>> begin RECORDED INFORMATION

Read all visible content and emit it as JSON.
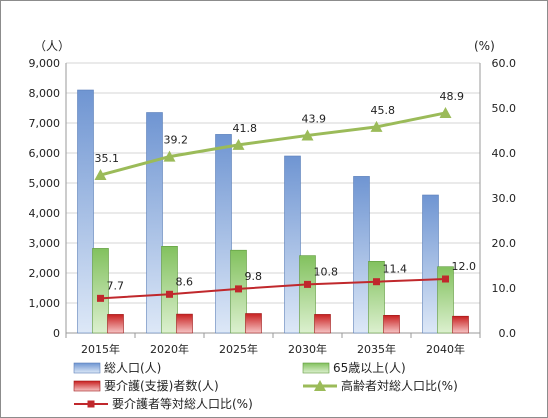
{
  "chart_data": {
    "type": "bar",
    "categories": [
      "2015年",
      "2020年",
      "2025年",
      "2030年",
      "2035年",
      "2040年"
    ],
    "y_left_unit": "（人）",
    "y_right_unit": "(%)",
    "y_left_ticks": [
      "0",
      "1,000",
      "2,000",
      "3,000",
      "4,000",
      "5,000",
      "6,000",
      "7,000",
      "8,000",
      "9,000"
    ],
    "y_right_ticks": [
      "0.0",
      "10.0",
      "20.0",
      "30.0",
      "40.0",
      "50.0",
      "60.0"
    ],
    "ylim_left": [
      0,
      9000
    ],
    "ylim_right": [
      0,
      60
    ],
    "grid": true,
    "legend_position": "bottom",
    "bar_series": [
      {
        "name": "総人口(人)",
        "values": [
          8100,
          7350,
          6620,
          5900,
          5220,
          4600
        ],
        "color": "#8fb1e0"
      },
      {
        "name": "65歳以上(人)",
        "values": [
          2820,
          2890,
          2760,
          2580,
          2390,
          2210
        ],
        "color": "#9fd27e"
      },
      {
        "name": "要介護(支援)者数(人)",
        "values": [
          620,
          630,
          650,
          620,
          590,
          560
        ],
        "color": "#d42a2a"
      }
    ],
    "line_series": [
      {
        "name": "高齢者対総人口比(%)",
        "values": [
          35.1,
          39.2,
          41.8,
          43.9,
          45.8,
          48.9
        ],
        "labels": [
          "35.1",
          "39.2",
          "41.8",
          "43.9",
          "45.8",
          "48.9"
        ],
        "color": "#9bbb59",
        "marker": "triangle"
      },
      {
        "name": "要介護者等対総人口比(%)",
        "values": [
          7.7,
          8.6,
          9.8,
          10.8,
          11.4,
          12.0
        ],
        "labels": [
          "7.7",
          "8.6",
          "9.8",
          "10.8",
          "11.4",
          "12.0"
        ],
        "color": "#c0282c",
        "marker": "square"
      }
    ]
  }
}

>> end RECORDED INFORMATION

**SET TASK:** In the entries above, find every line holding the word "color" and copy it out.

**ANSWER TO THIS TASK:**
        "color": "#8fb1e0"
        "color": "#9fd27e"
        "color": "#d42a2a"
        "color": "#9bbb59",
        "color": "#c0282c",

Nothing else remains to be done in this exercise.